Find the line containing "What text is on this page?" in the entries; transcribe it and all remaining lines through the end, exactly as they appear, but not the pictures.

Records
● ● ● ● ●
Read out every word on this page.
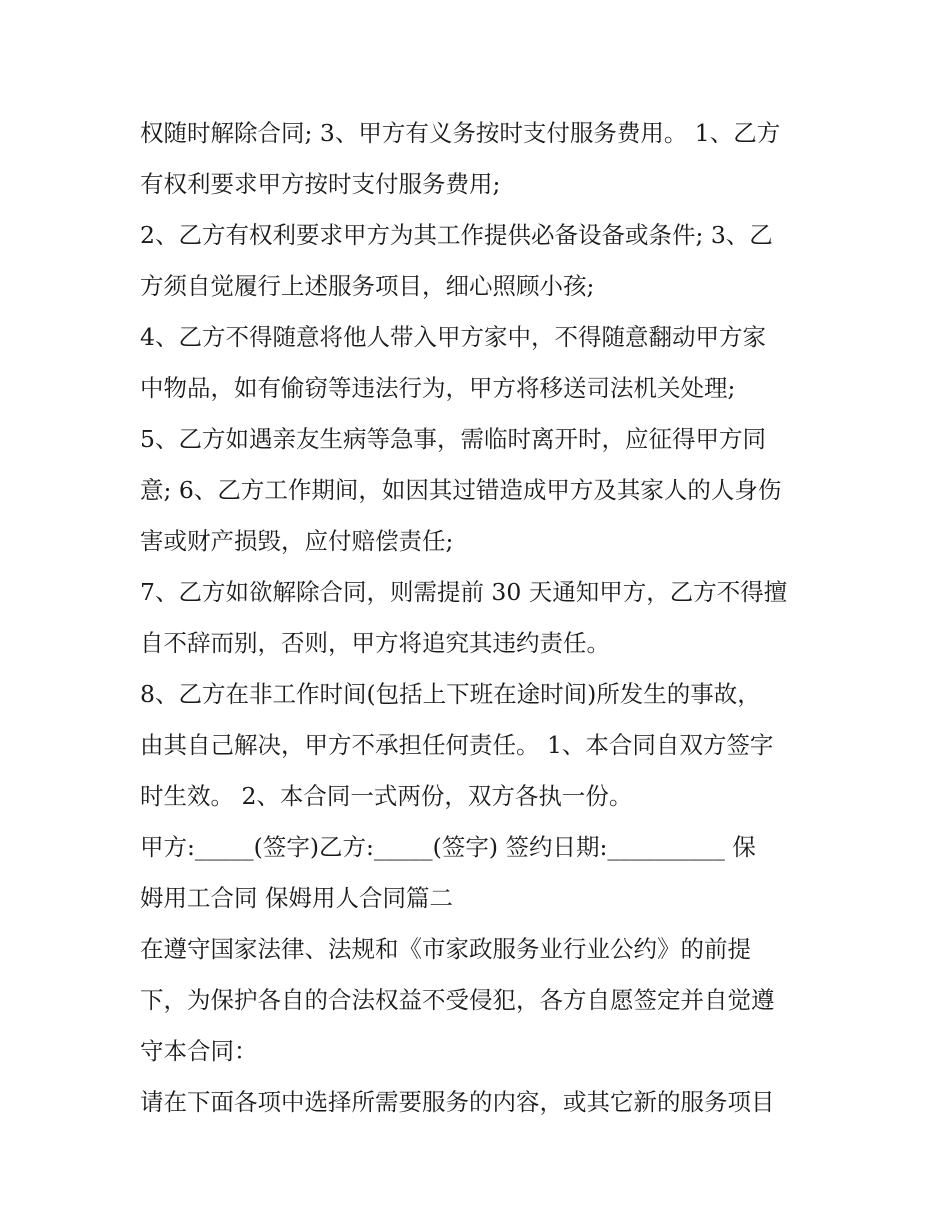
权随时解除合同; 3、甲方有义务按时支付服务费用。 1、乙方
有权利要求甲方按时支付服务费用;
2、乙方有权利要求甲方为其工作提供必备设备或条件; 3、乙
方须自觉履行上述服务项目，细心照顾小孩;
4、乙方不得随意将他人带入甲方家中，不得随意翻动甲方家
中物品，如有偷窃等违法行为，甲方将移送司法机关处理;
5、乙方如遇亲友生病等急事，需临时离开时，应征得甲方同
意; 6、乙方工作期间，如因其过错造成甲方及其家人的人身伤
害或财产损毁，应付赔偿责任;
7、乙方如欲解除合同，则需提前 30 天通知甲方，乙方不得擅
自不辞而别，否则，甲方将追究其违约责任。
8、乙方在非工作时间(包括上下班在途时间)所发生的事故，
由其自己解决，甲方不承担任何责任。 1、本合同自双方签字
时生效。 2、本合同一式两份，双方各执一份。
甲方:_____(签字)乙方:_____(签字) 签约日期:__________ 保
姆用工合同 保姆用人合同篇二
在遵守国家法律、法规和《市家政服务业行业公约》的前提
下，为保护各自的合法权益不受侵犯，各方自愿签定并自觉遵
守本合同：
请在下面各项中选择所需要服务的内容，或其它新的服务项目
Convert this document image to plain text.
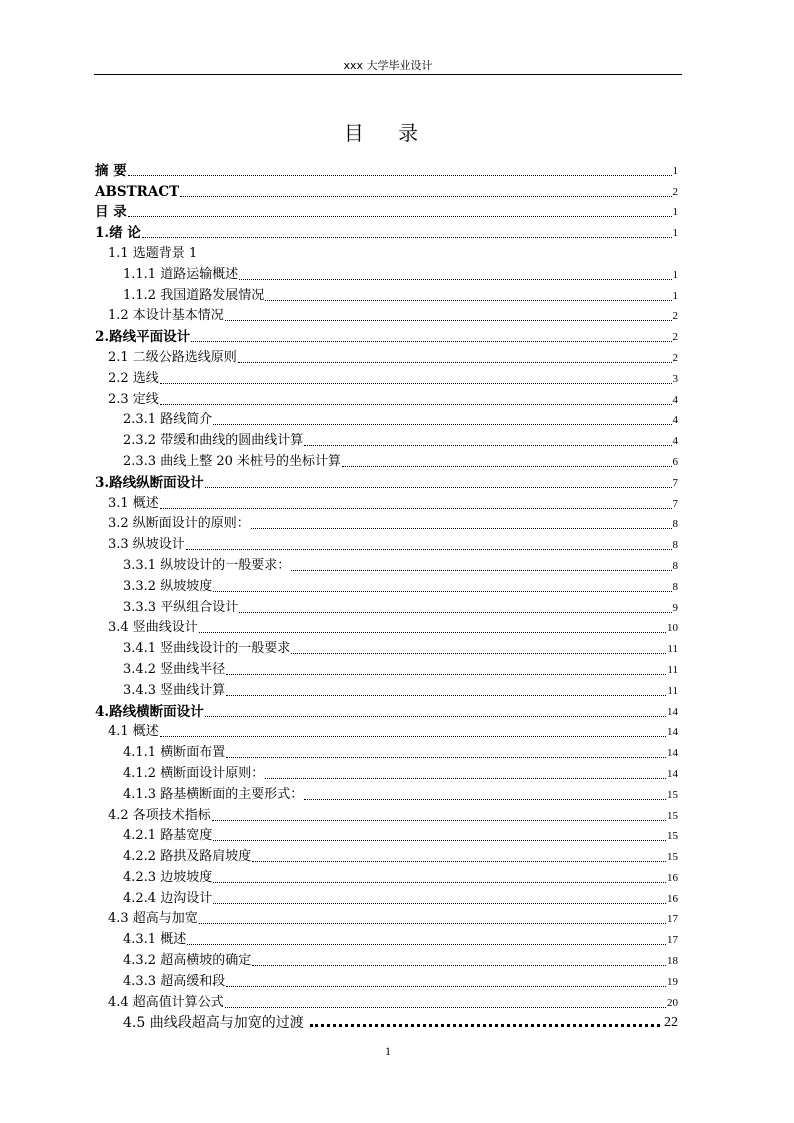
xxx 大学毕业设计
目 录
摘 要	1
ABSTRACT	2
目 录	1
1.绪 论	1
1.1 选题背景 1
1.1.1 道路运输概述	1
1.1.2 我国道路发展情况	1
1.2 本设计基本情况	2
2.路线平面设计	2
2.1 二级公路选线原则	2
2.2 选线	3
2.3 定线	4
2.3.1 路线简介	4
2.3.2 带缓和曲线的圆曲线计算	4
2.3.3 曲线上整 20 米桩号的坐标计算	6
3.路线纵断面设计	7
3.1 概述	7
3.2 纵断面设计的原则：	8
3.3 纵坡设计	8
3.3.1 纵坡设计的一般要求：	8
3.3.2 纵坡坡度	8
3.3.3 平纵组合设计	9
3.4 竖曲线设计	10
3.4.1 竖曲线设计的一般要求	11
3.4.2 竖曲线半径	11
3.4.3 竖曲线计算	11
4.路线横断面设计	14
4.1 概述	14
4.1.1 横断面布置	14
4.1.2 横断面设计原则：	14
4.1.3 路基横断面的主要形式：	15
4.2 各项技术指标	15
4.2.1 路基宽度	15
4.2.2 路拱及路肩坡度	15
4.2.3 边坡坡度	16
4.2.4 边沟设计	16
4.3 超高与加宽	17
4.3.1 概述	17
4.3.2 超高横坡的确定	18
4.3.3 超高缓和段	19
4.4 超高值计算公式	20
4.5 曲线段超高与加宽的过渡	22
1
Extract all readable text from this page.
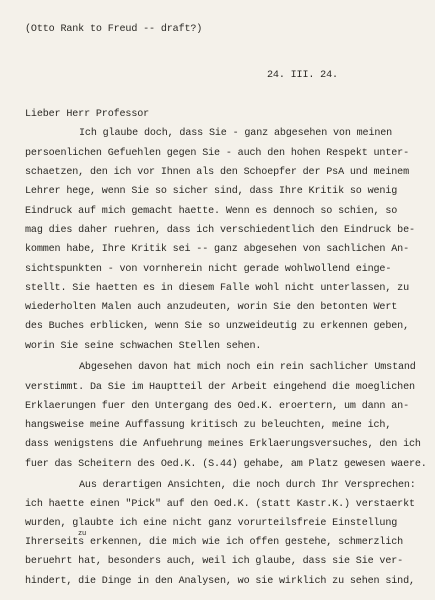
(Otto Rank to Freud -- draft?)
24. III. 24.
Lieber Herr Professor
Ich glaube doch, dass Sie - ganz abgesehen von meinen
persoenlichen Gefuehlen gegen Sie - auch den hohen Respekt unter-
schaetzen, den ich vor Ihnen als den Schoepfer der PsA und meinem
Lehrer hege, wenn Sie so sicher sind, dass Ihre Kritik so wenig
Eindruck auf mich gemacht haette. Wenn es dennoch so schien, so
mag dies daher ruehren, dass ich verschiedentlich den Eindruck be-
kommen habe, Ihre Kritik sei -- ganz abgesehen von sachlichen An-
sichtspunkten - von vornherein nicht gerade wohlwollend einge-
stellt. Sie haetten es in diesem Falle wohl nicht unterlassen, zu
wiederholten Malen auch anzudeuten, worin Sie den betonten Wert
des Buches erblicken, wenn Sie so unzweideutig zu erkennen geben,
worin Sie seine schwachen Stellen sehen.
Abgesehen davon hat mich noch ein rein sachlicher Umstand
verstimmt. Da Sie im Hauptteil der Arbeit eingehend die moeglichen
Erklaerungen fuer den Untergang des Oed.K. eroertern, um dann an-
hangsweise meine Auffassung kritisch zu beleuchten, meine ich,
dass wenigstens die Anfuehrung meines Erklaerungsversuches, den ich
fuer das Scheitern des Oed.K. (S.44) gehabe, am Platz gewesen waere.
Aus derartigen Ansichten, die noch durch Ihr Versprechen:
ich haette einen "Pick" auf den Oed.K. (statt Kastr.K.) verstaerkt
wurden, glaubte ich eine nicht ganz vorurteilsfreie Einstellung
zu
Ihrerseits erkennen, die mich wie ich offen gestehe, schmerzlich
beruehrt hat, besonders auch, weil ich glaube, dass sie Sie ver-
hindert, die Dinge in den Analysen, wo sie wirklich zu sehen sind,
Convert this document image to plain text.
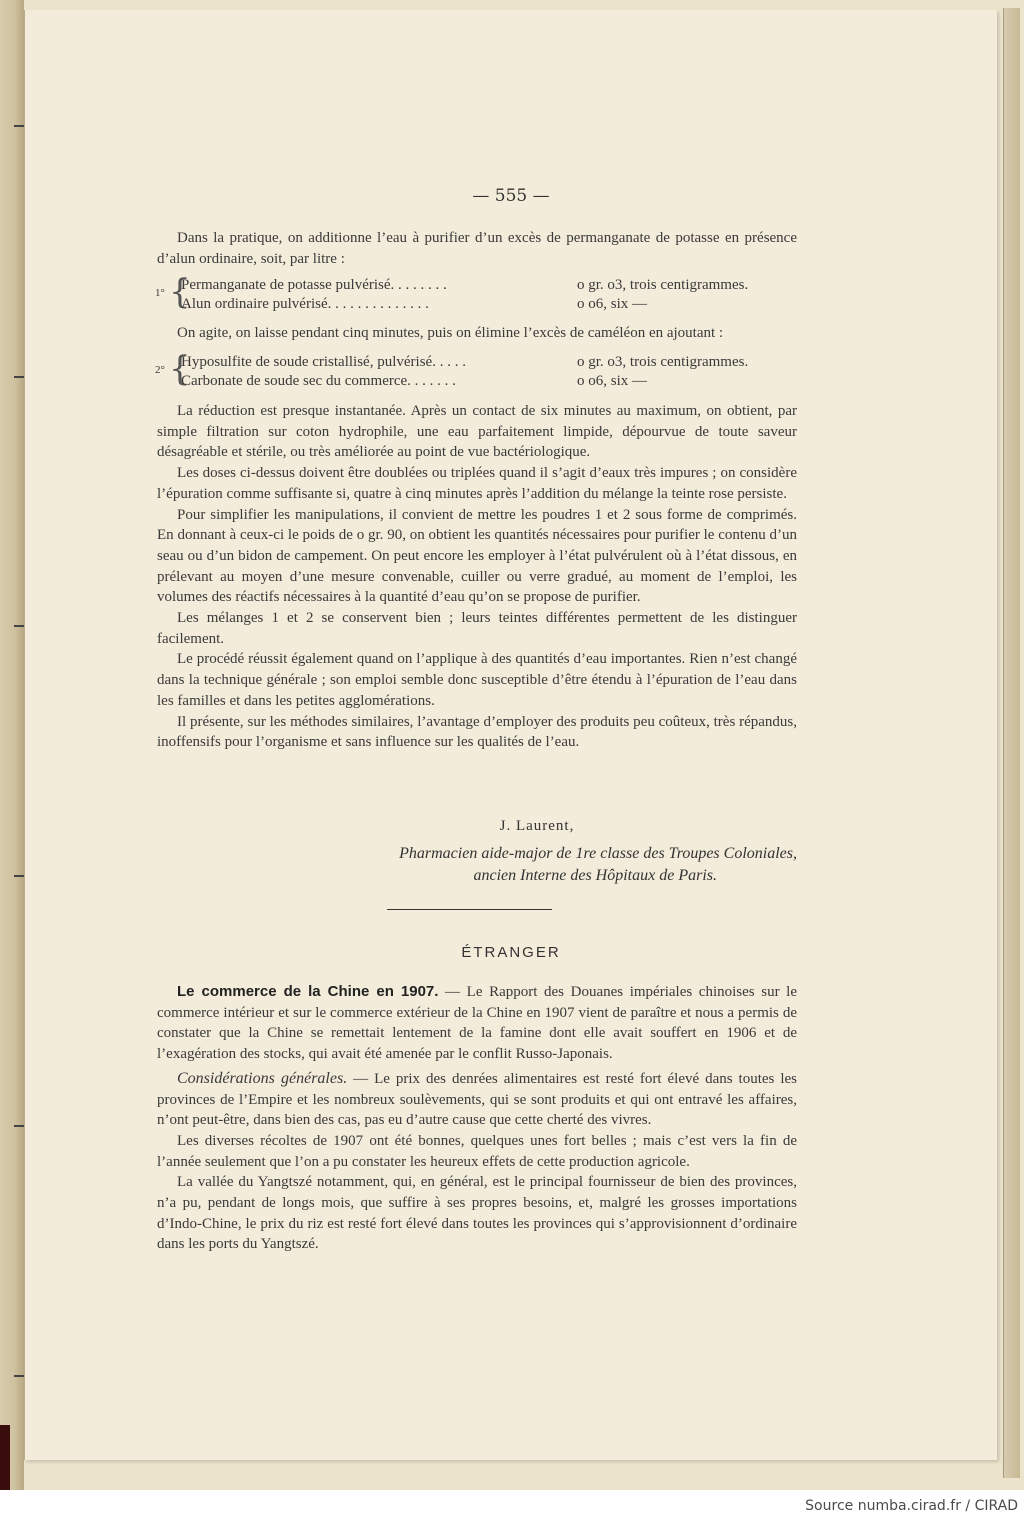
— 555 —

Dans la pratique, on additionne l’eau à purifier d’un excès de permanganate de potasse en présence d’alun ordinaire, soit, par litre :

1° {
Permanganate de potasse pulvérisé. . . . . . . .	o gr. o3, trois centigrammes.
Alun ordinaire pulvérisé. . . . . . . . . . . . . .	o o6, six —

On agite, on laisse pendant cinq minutes, puis on élimine l’excès de caméléon en ajoutant :

2° {
Hyposulfite de soude cristallisé, pulvérisé. . . . .	o gr. o3, trois centigrammes.
Carbonate de soude sec du commerce. . . . . . .	o o6, six —

La réduction est presque instantanée. Après un contact de six minutes au maximum, on obtient, par simple filtration sur coton hydrophile, une eau parfaitement limpide, dépourvue de toute saveur désagréable et stérile, ou très améliorée au point de vue bactériologique.

Les doses ci-dessus doivent être doublées ou triplées quand il s’agit d’eaux très impures ; on considère l’épuration comme suffisante si, quatre à cinq minutes après l’addition du mélange la teinte rose persiste.

Pour simplifier les manipulations, il convient de mettre les poudres 1 et 2 sous forme de comprimés. En donnant à ceux-ci le poids de o gr. 90, on obtient les quantités nécessaires pour purifier le contenu d’un seau ou d’un bidon de campement. On peut encore les employer à l’état pulvérulent où à l’état dissous, en prélevant au moyen d’une mesure convenable, cuiller ou verre gradué, au moment de l’emploi, les volumes des réactifs nécessaires à la quantité d’eau qu’on se propose de purifier.

Les mélanges 1 et 2 se conservent bien ; leurs teintes différentes permettent de les distinguer facilement.

Le procédé réussit également quand on l’applique à des quantités d’eau importantes. Rien n’est changé dans la technique générale ; son emploi semble donc susceptible d’être étendu à l’épuration de l’eau dans les familles et dans les petites agglomérations.

Il présente, sur les méthodes similaires, l’avantage d’employer des produits peu coûteux, très répandus, inoffensifs pour l’organisme et sans influence sur les qualités de l’eau.

J. Laurent,
Pharmacien aide-major de 1re classe des Troupes Coloniales,
ancien Interne des Hôpitaux de Paris.
ÉTRANGER

Le commerce de la Chine en 1907. — Le Rapport des Douanes impériales chinoises sur le commerce intérieur et sur le commerce extérieur de la Chine en 1907 vient de paraître et nous a permis de constater que la Chine se remettait lentement de la famine dont elle avait souffert en 1906 et de l’exagération des stocks, qui avait été amenée par le conflit Russo-Japonais.

Considérations générales. — Le prix des denrées alimentaires est resté fort élevé dans toutes les provinces de l’Empire et les nombreux soulèvements, qui se sont produits et qui ont entravé les affaires, n’ont peut-être, dans bien des cas, pas eu d’autre cause que cette cherté des vivres.

Les diverses récoltes de 1907 ont été bonnes, quelques unes fort belles ; mais c’est vers la fin de l’année seulement que l’on a pu constater les heureux effets de cette production agricole.

La vallée du Yangtszé notamment, qui, en général, est le principal fournisseur de bien des provinces, n’a pu, pendant de longs mois, que suffire à ses propres besoins, et, malgré les grosses importations d’Indo-Chine, le prix du riz est resté fort élevé dans toutes les provinces qui s’approvisionnent d’ordinaire dans les ports du Yangtszé.

Source numba.cirad.fr / CIRAD
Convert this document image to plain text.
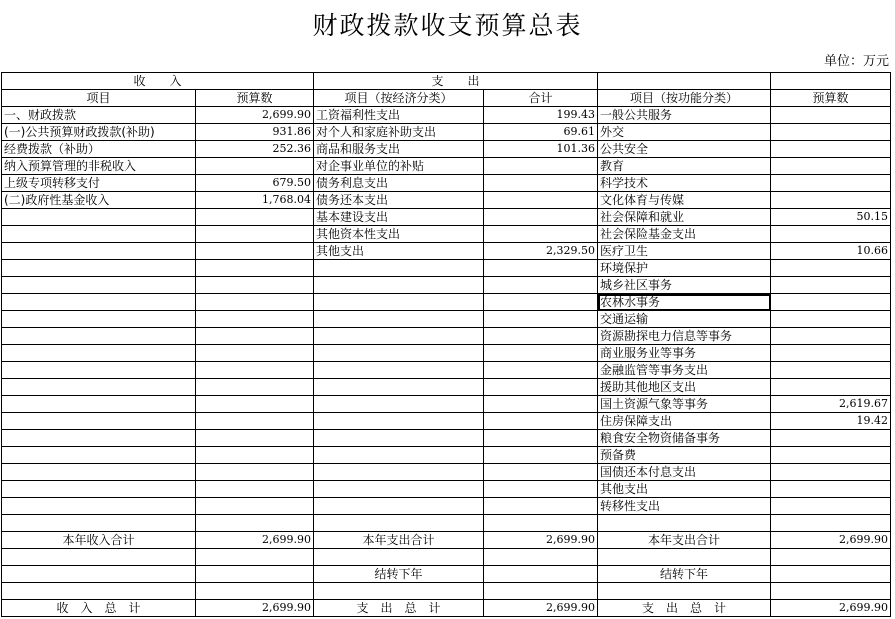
财政拨款收支预算总表
单位：万元
收　　入		支　　出			
项目	预算数	项目（按经济分类）	合计	项目（按功能分类）	预算数
一、财政拨款	2,699.90	工资福利性支出	199.43	一般公共服务	
(一)公共预算财政拨款(补助)	931.86	对个人和家庭补助支出	69.61	外交	
经费拨款（补助）	252.36	商品和服务支出	101.36	公共安全	
纳入预算管理的非税收入		对企事业单位的补贴		教育	
上级专项转移支付	679.50	债务利息支出		科学技术	
(二)政府性基金收入	1,768.04	债务还本支出		文化体育与传媒	
		基本建设支出		社会保障和就业	50.15
		其他资本性支出		社会保险基金支出	
		其他支出	2,329.50	医疗卫生	10.66
				环境保护	
				城乡社区事务	
				农林水事务	
				交通运输	
				资源勘探电力信息等事务	
				商业服务业等事务	
				金融监管等事务支出	
				援助其他地区支出	
				国土资源气象等事务	2,619.67
				住房保障支出	19.42
				粮食安全物资储备事务	
				预备费	
				国债还本付息支出	
				其他支出	
				转移性支出	

本年收入合计	2,699.90	本年支出合计	2,699.90	本年支出合计	2,699.90

		结转下年		结转下年	

收　入　总　计	2,699.90	支　出　总　计	2,699.90	支　出　总　计	2,699.90
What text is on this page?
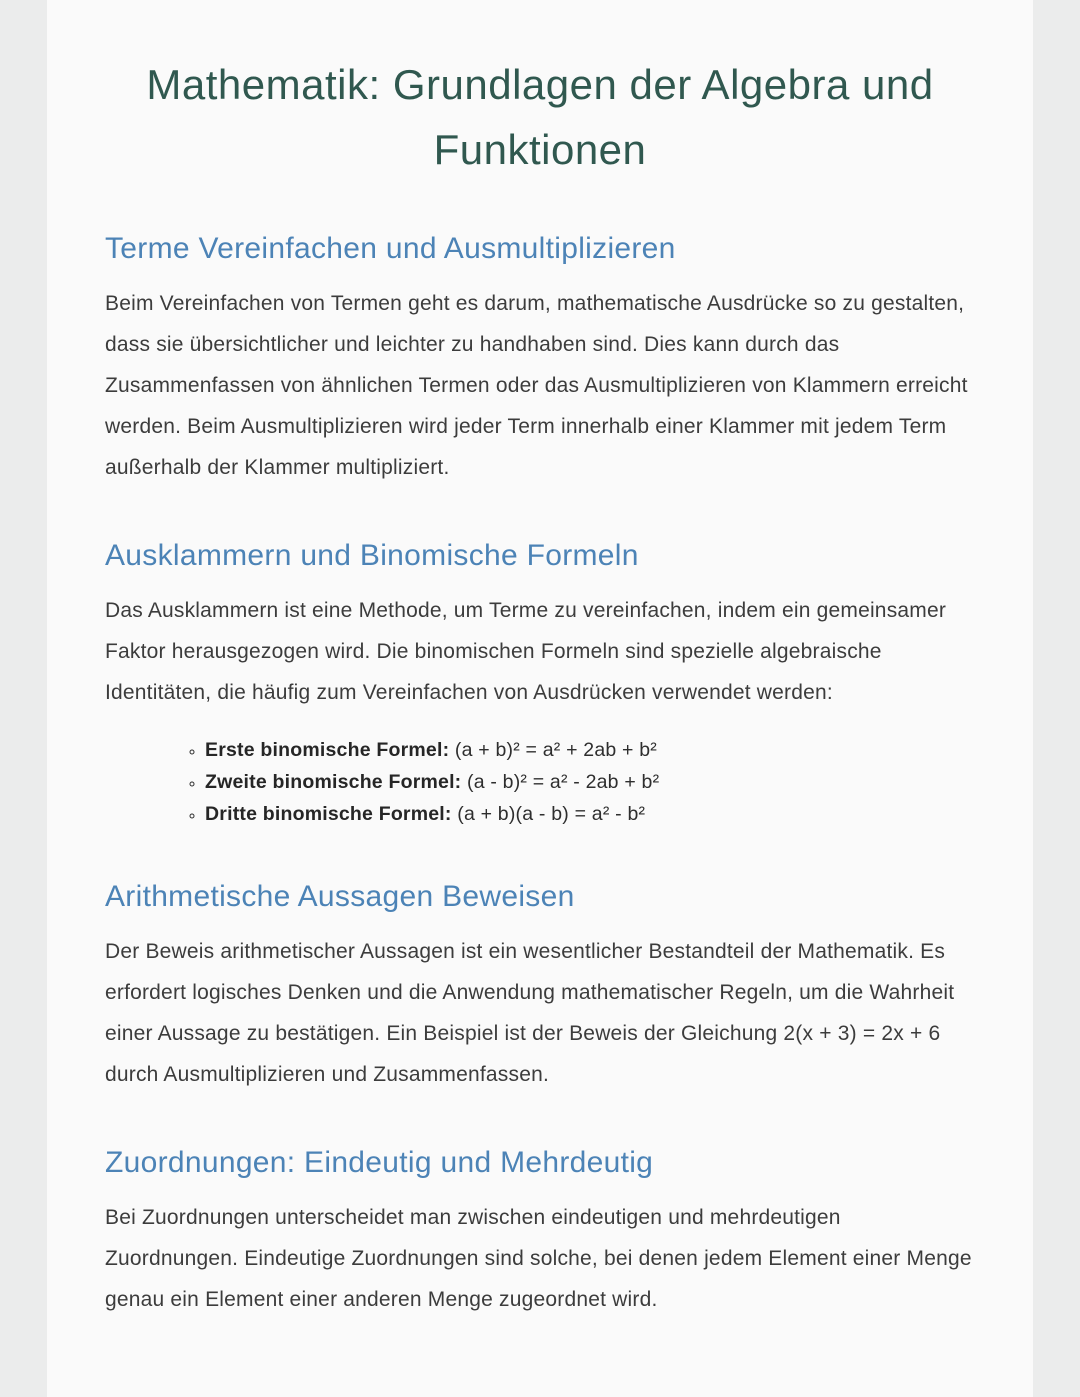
Mathematik: Grundlagen der Algebra und Funktionen
Terme Vereinfachen und Ausmultiplizieren

Beim Vereinfachen von Termen geht es darum, mathematische Ausdrücke so zu gestalten, dass sie übersichtlicher und leichter zu handhaben sind. Dies kann durch das Zusammenfassen von ähnlichen Termen oder das Ausmultiplizieren von Klammern erreicht werden. Beim Ausmultiplizieren wird jeder Term innerhalb einer Klammer mit jedem Term außerhalb der Klammer multipliziert.

Ausklammern und Binomische Formeln

Das Ausklammern ist eine Methode, um Terme zu vereinfachen, indem ein gemeinsamer Faktor herausgezogen wird. Die binomischen Formeln sind spezielle algebraische Identitäten, die häufig zum Vereinfachen von Ausdrücken verwendet werden:

◦ Erste binomische Formel: (a + b)² = a² + 2ab + b²
◦ Zweite binomische Formel: (a - b)² = a² - 2ab + b²
◦ Dritte binomische Formel: (a + b)(a - b) = a² - b²
Arithmetische Aussagen Beweisen

Der Beweis arithmetischer Aussagen ist ein wesentlicher Bestandteil der Mathematik. Es erfordert logisches Denken und die Anwendung mathematischer Regeln, um die Wahrheit einer Aussage zu bestätigen. Ein Beispiel ist der Beweis der Gleichung 2(x + 3) = 2x + 6 durch Ausmultiplizieren und Zusammenfassen.

Zuordnungen: Eindeutig und Mehrdeutig

Bei Zuordnungen unterscheidet man zwischen eindeutigen und mehrdeutigen Zuordnungen. Eindeutige Zuordnungen sind solche, bei denen jedem Element einer Menge genau ein Element einer anderen Menge zugeordnet wird.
● ● ● ● ●
Exercise solution:
What text is on this page?
Mathematik: Grundlagen der Algebra und Funktionen
Terme Vereinfachen und Ausmultiplizieren

Beim Vereinfachen von Termen geht es darum, mathematische Ausdrücke so zu gestalten, dass sie übersichtlicher und leichter zu handhaben sind. Dies kann durch das Zusammenfassen von ähnlichen Termen oder das Ausmultiplizieren von Klammern erreicht werden. Beim Ausmultiplizieren wird jeder Term innerhalb einer Klammer mit jedem Term außerhalb der Klammer multipliziert.

Ausklammern und Binomische Formeln

Das Ausklammern ist eine Methode, um Terme zu vereinfachen, indem ein gemeinsamer Faktor herausgezogen wird. Die binomischen Formeln sind spezielle algebraische Identitäten, die häufig zum Vereinfachen von Ausdrücken verwendet werden:

◦ Erste binomische Formel: (a + b)² = a² + 2ab + b²
◦ Zweite binomische Formel: (a - b)² = a² - 2ab + b²
◦ Dritte binomische Formel: (a + b)(a - b) = a² - b²
Arithmetische Aussagen Beweisen

Der Beweis arithmetischer Aussagen ist ein wesentlicher Bestandteil der Mathematik. Es erfordert logisches Denken und die Anwendung mathematischer Regeln, um die Wahrheit einer Aussage zu bestätigen. Ein Beispiel ist der Beweis der Gleichung 2(x + 3) = 2x + 6 durch Ausmultiplizieren und Zusammenfassen.

Zuordnungen: Eindeutig und Mehrdeutig

Bei Zuordnungen unterscheidet man zwischen eindeutigen und mehrdeutigen Zuordnungen. Eindeutige Zuordnungen sind solche, bei denen jedem Element einer Menge genau ein Element einer anderen Menge zugeordnet wird.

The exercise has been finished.